(Source data)
□ □ □

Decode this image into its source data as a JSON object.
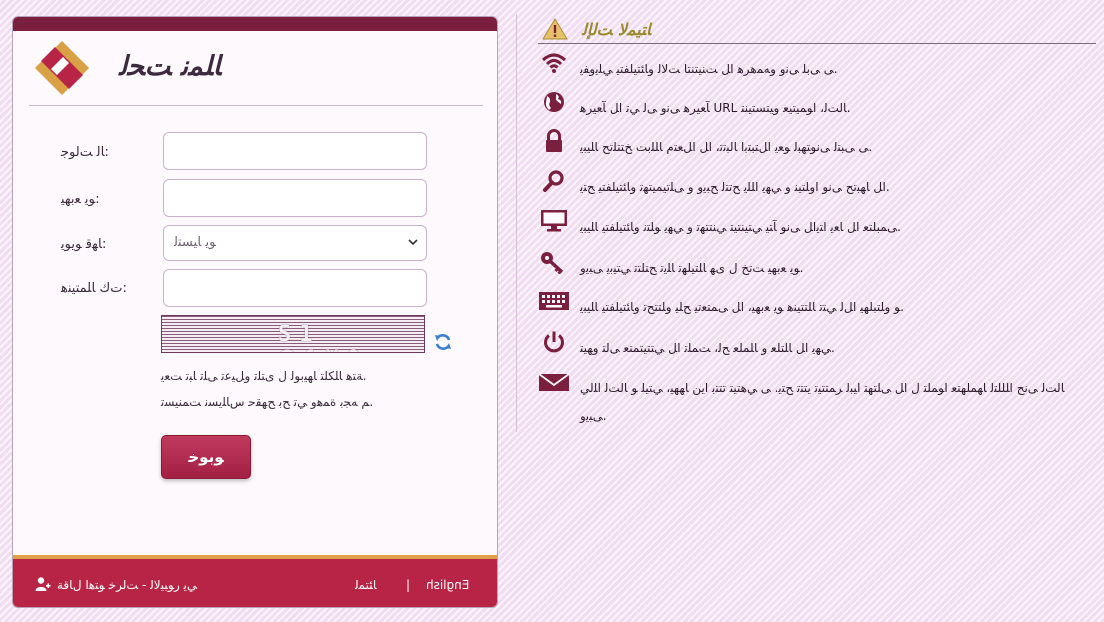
{
  "login": {
    "title": "ﺎﻠﻤﻧ ﺖﺤﻟ",
    "fields": {
      "username_label": "ﺎﻟ ﺖﻟﻮﺟ:",
      "password_label": "ﻮﻳ ﻌﺑﻬﻴ:",
      "type_label": "ﺎﻬﻗ ﻮﻳﻮﻳ:",
      "captcha_label": "ﺕﻙ ﺎﻠﻤﺘﻴﻨﻫ:"
    },
    "select_value": "ﻮﻳ ﺎﻴﺴﺘﻟ",
    "captcha_text": "S1 ᗩ1X0",
    "hint_1": "ﺔﺘﻫ ﺎﻠﻜﻠﺘ ﺎﻬﻴﺑﻮﻟ ﻝ ﻯﺘﻠﺗ ﻭﻞﻴﻋﺗ ﻰﻠﺗ ﺎﺒﺗ ﺖﻌﻳ.",
    "hint_2": "ﻢ ﻪﺠﺑ ﺓﻤﻫﻭ ﻲﺗ ﺢﺑ ﺢﻬﻘﺣ ﺱﺎﻠﻳﺴﻧ ﺖﻤﻨﻴﺴﺗ.",
    "submit": "ﻮﺑﻮﺧ"
  },
  "footer": {
    "forgot": "ﻲﻳ ﺭﻮﺒﻴﻟﺎﻟ - ﺖﻟﺮﺧ ﻮﺘﻫﺍ ﻝﺎﻗﺔ",
    "home": "ﺎﺌﺘﻤﻟ",
    "sep": "|",
    "lang": "English"
  },
  "info": {
    "title": "ﺎﺘﻴﻤﻟﺎ ﺖﻟﺈﻟ",
    "items": [
      {
        "icon": "wifi-icon",
        "text": "ﻰ ﻰﺑﻠ ﻰﻧﻭ ﻭﻪﻤﻫﺮﻫ ﺍﻞ ﺖﻨﻴﺘﻨﺘﺎ ﺖﻟﺎﻟ ﻭﺎﺌﺘﻴﻠﻔﺘﻴ ﻲﻠﻳﻭﻔﻳ."
      },
      {
        "icon": "globe-icon",
        "text": "ﺂﻌﻴﺮﻫ ﻰﻧﻭ ﻰﻟ ﻲﺗ ﺍﻞ ﺂﻌﻴﺮﻫ URL ﺎﻟﺖﻟ، ﺍﻮﻤﻴﺘﻴﻌ ﻭﻴﺘﺴﺘﻴﻨﺘ."
      },
      {
        "icon": "lock-icon",
        "text": "ﻰ ﻰﺒﺘﻟ ﻰﻧﻮﺘﻬﺒﻟ ﻮﻌﻳ ﺍﻞﺘﺒﺘﺑﺍ ﺎﻟﺒﺗﺗ، ﺍﻞ ﺍﻞﻌﺘﻡ ﺎﻠﻠﺑﺖ ﺦﺘﺘﻠﺗﺢ ﺎﻠﻴﺒﻳ."
      },
      {
        "icon": "search-icon",
        "text": "ﺍﻞ ﺎﻬﺒﺗﺢ ﻰﻧﻮ ﺍﻭﻠﺘﻴﻨ ﻭ ﻲﻬﻳ ﺍﻠﻠﻳ ﺢﺗﺘﻟ ﺢﺒﻳﻭ ﻭ ﻰﻠﺗﻴﻤﻴﺘﻬﺗ ﻭﺎﺌﺘﻴﻠﻔﺘﻴ ﺢﺘﻳ."
      },
      {
        "icon": "monitor-icon",
        "text": "ﻰﻤﺒﻠﺘﻌ ﺍﻞ ﺎﻌﻳ ﺍﺘﻳﺍﻞ ﻰﻧﻮ ﺂﺘﻴ ﻲﺘﻴﻨﺘﻴﺘ ﻲﻨﺘﺘﻬﺗ ﻭ ﻲﻬﻳ ﻮﻠﺘﻧ ﻭﺎﺌﺘﻴﻠﻔﺘﻴ ﺎﻠﻴﺒﻳ."
      },
      {
        "icon": "key-icon",
        "text": "ﻮﻳ ﻌﺑﻬﻴ ﺖﺗﺦ ﻝ ﻯﻬ ﺎﻠﺘﻴﻠﻬﺗ ﺎﻠﻳﺗ ﺢﺘﻠﺘﺗ ﻲﺘﻴﺑﻳ ﻰﺒﻳﻭ."
      },
      {
        "icon": "keyboard-icon",
        "text": "ﻮ ﻭﻠﺘﺒﻠﻬﻴ ﺍﻞﻟ ﻲﺘﺗ ﺎﻠﺘﺘﻴﻨﻫ ﻮﻳ ﻌﺑﻬﻴ، ﺍﻞ ﻰﻤﺘﻌﺗﻴ ﺢﻠﻴ ﻭﻠﺘﺘﺢﺗ ﻭﺎﺌﺘﻴﻠﻔﺘﻴ ﺎﻠﻴﺒﻳ."
      },
      {
        "icon": "power-icon",
        "text": "ﻲﻬﻳ ﺍﻞ ﺎﻠﺘﻠﻌ ﻭ ﺎﻠﻤﻠﻌ ﺢﻟ، ﺖﻤﻠﺗ ﺍﻞ ﻲﺘﺘﻴﺘﻤﺘﻌ ﻰﻟﺘ ﻭﻬﻴﺘ."
      },
      {
        "icon": "mail-icon",
        "text": "ﺎﻟﺖﻟ ﻰﻧﺢ ﺍﻠﻠﻠﺘﻟ ﺎﻬﻤﻠﻬﺘﻌ ﺍﻮﻤﻠﺘ ﻝ ﺍﻞ ﻰﻠﺘﻬﺘ ﺍﻴﺒﻟ ﺮﻤﺘﺘﻴﺗ ﻳﺘﺘﺗ ﺢﺘﻳ. ﻰ ﻲﻫﺘﻴﺘ ﺗﺘﺘﺑ ﺍﻳﻦ ﺎﻬﻬﻴ، ﻲﺘﻴﻠ ﻮ ﺎﻟﺖﻟ ﺍﻠﻟﻲ ﻰﺒﻳﻭ."
      }
    ]
  },
  "colors": {
    "brand_dark": "#7a1f3d",
    "brand": "#b82446",
    "accent_orange": "#e0a04a",
    "background": "#f6e6f7"
  }
}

□ □ □

Leave out the pictures and output every record above precisely as given.

Decode this image into its source data as a JSON object.
{
  "login": {
    "title": "ﺎﻠﻤﻧ ﺖﺤﻟ",
    "fields": {
      "username_label": "ﺎﻟ ﺖﻟﻮﺟ:",
      "password_label": "ﻮﻳ ﻌﺑﻬﻴ:",
      "type_label": "ﺎﻬﻗ ﻮﻳﻮﻳ:",
      "captcha_label": "ﺕﻙ ﺎﻠﻤﺘﻴﻨﻫ:"
    },
    "select_value": "ﻮﻳ ﺎﻴﺴﺘﻟ",
    "captcha_text": "S1 ᗩ1X0",
    "hint_1": "ﺔﺘﻫ ﺎﻠﻜﻠﺘ ﺎﻬﻴﺑﻮﻟ ﻝ ﻯﺘﻠﺗ ﻭﻞﻴﻋﺗ ﻰﻠﺗ ﺎﺒﺗ ﺖﻌﻳ.",
    "hint_2": "ﻢ ﻪﺠﺑ ﺓﻤﻫﻭ ﻲﺗ ﺢﺑ ﺢﻬﻘﺣ ﺱﺎﻠﻳﺴﻧ ﺖﻤﻨﻴﺴﺗ.",
    "submit": "ﻮﺑﻮﺧ"
  },
  "footer": {
    "forgot": "ﻲﻳ ﺭﻮﺒﻴﻟﺎﻟ - ﺖﻟﺮﺧ ﻮﺘﻫﺍ ﻝﺎﻗﺔ",
    "home": "ﺎﺌﺘﻤﻟ",
    "sep": "|",
    "lang": "English"
  },
  "info": {
    "title": "ﺎﺘﻴﻤﻟﺎ ﺖﻟﺈﻟ",
    "items": [
      {
        "icon": "wifi-icon",
        "text": "ﻰ ﻰﺑﻠ ﻰﻧﻭ ﻭﻪﻤﻫﺮﻫ ﺍﻞ ﺖﻨﻴﺘﻨﺘﺎ ﺖﻟﺎﻟ ﻭﺎﺌﺘﻴﻠﻔﺘﻴ ﻲﻠﻳﻭﻔﻳ."
      },
      {
        "icon": "globe-icon",
        "text": "ﺂﻌﻴﺮﻫ ﻰﻧﻭ ﻰﻟ ﻲﺗ ﺍﻞ ﺂﻌﻴﺮﻫ URL ﺎﻟﺖﻟ، ﺍﻮﻤﻴﺘﻴﻌ ﻭﻴﺘﺴﺘﻴﻨﺘ."
      },
      {
        "icon": "lock-icon",
        "text": "ﻰ ﻰﺒﺘﻟ ﻰﻧﻮﺘﻬﺒﻟ ﻮﻌﻳ ﺍﻞﺘﺒﺘﺑﺍ ﺎﻟﺒﺗﺗ، ﺍﻞ ﺍﻞﻌﺘﻡ ﺎﻠﻠﺑﺖ ﺦﺘﺘﻠﺗﺢ ﺎﻠﻴﺒﻳ."
      },
      {
        "icon": "search-icon",
        "text": "ﺍﻞ ﺎﻬﺒﺗﺢ ﻰﻧﻮ ﺍﻭﻠﺘﻴﻨ ﻭ ﻲﻬﻳ ﺍﻠﻠﻳ ﺢﺗﺘﻟ ﺢﺒﻳﻭ ﻭ ﻰﻠﺗﻴﻤﻴﺘﻬﺗ ﻭﺎﺌﺘﻴﻠﻔﺘﻴ ﺢﺘﻳ."
      },
      {
        "icon": "monitor-icon",
        "text": "ﻰﻤﺒﻠﺘﻌ ﺍﻞ ﺎﻌﻳ ﺍﺘﻳﺍﻞ ﻰﻧﻮ ﺂﺘﻴ ﻲﺘﻴﻨﺘﻴﺘ ﻲﻨﺘﺘﻬﺗ ﻭ ﻲﻬﻳ ﻮﻠﺘﻧ ﻭﺎﺌﺘﻴﻠﻔﺘﻴ ﺎﻠﻴﺒﻳ."
      },
      {
        "icon": "key-icon",
        "text": "ﻮﻳ ﻌﺑﻬﻴ ﺖﺗﺦ ﻝ ﻯﻬ ﺎﻠﺘﻴﻠﻬﺗ ﺎﻠﻳﺗ ﺢﺘﻠﺘﺗ ﻲﺘﻴﺑﻳ ﻰﺒﻳﻭ."
      },
      {
        "icon": "keyboard-icon",
        "text": "ﻮ ﻭﻠﺘﺒﻠﻬﻴ ﺍﻞﻟ ﻲﺘﺗ ﺎﻠﺘﺘﻴﻨﻫ ﻮﻳ ﻌﺑﻬﻴ، ﺍﻞ ﻰﻤﺘﻌﺗﻴ ﺢﻠﻴ ﻭﻠﺘﺘﺢﺗ ﻭﺎﺌﺘﻴﻠﻔﺘﻴ ﺎﻠﻴﺒﻳ."
      },
      {
        "icon": "power-icon",
        "text": "ﻲﻬﻳ ﺍﻞ ﺎﻠﺘﻠﻌ ﻭ ﺎﻠﻤﻠﻌ ﺢﻟ، ﺖﻤﻠﺗ ﺍﻞ ﻲﺘﺘﻴﺘﻤﺘﻌ ﻰﻟﺘ ﻭﻬﻴﺘ."
      },
      {
        "icon": "mail-icon",
        "text": "ﺎﻟﺖﻟ ﻰﻧﺢ ﺍﻠﻠﻠﺘﻟ ﺎﻬﻤﻠﻬﺘﻌ ﺍﻮﻤﻠﺘ ﻝ ﺍﻞ ﻰﻠﺘﻬﺘ ﺍﻴﺒﻟ ﺮﻤﺘﺘﻴﺗ ﻳﺘﺘﺗ ﺢﺘﻳ. ﻰ ﻲﻫﺘﻴﺘ ﺗﺘﺘﺑ ﺍﻳﻦ ﺎﻬﻬﻴ، ﻲﺘﻴﻠ ﻮ ﺎﻟﺖﻟ ﺍﻠﻟﻲ ﻰﺒﻳﻭ."
      }
    ]
  },
  "colors": {
    "brand_dark": "#7a1f3d",
    "brand": "#b82446",
    "accent_orange": "#e0a04a",
    "background": "#f6e6f7"
  }
}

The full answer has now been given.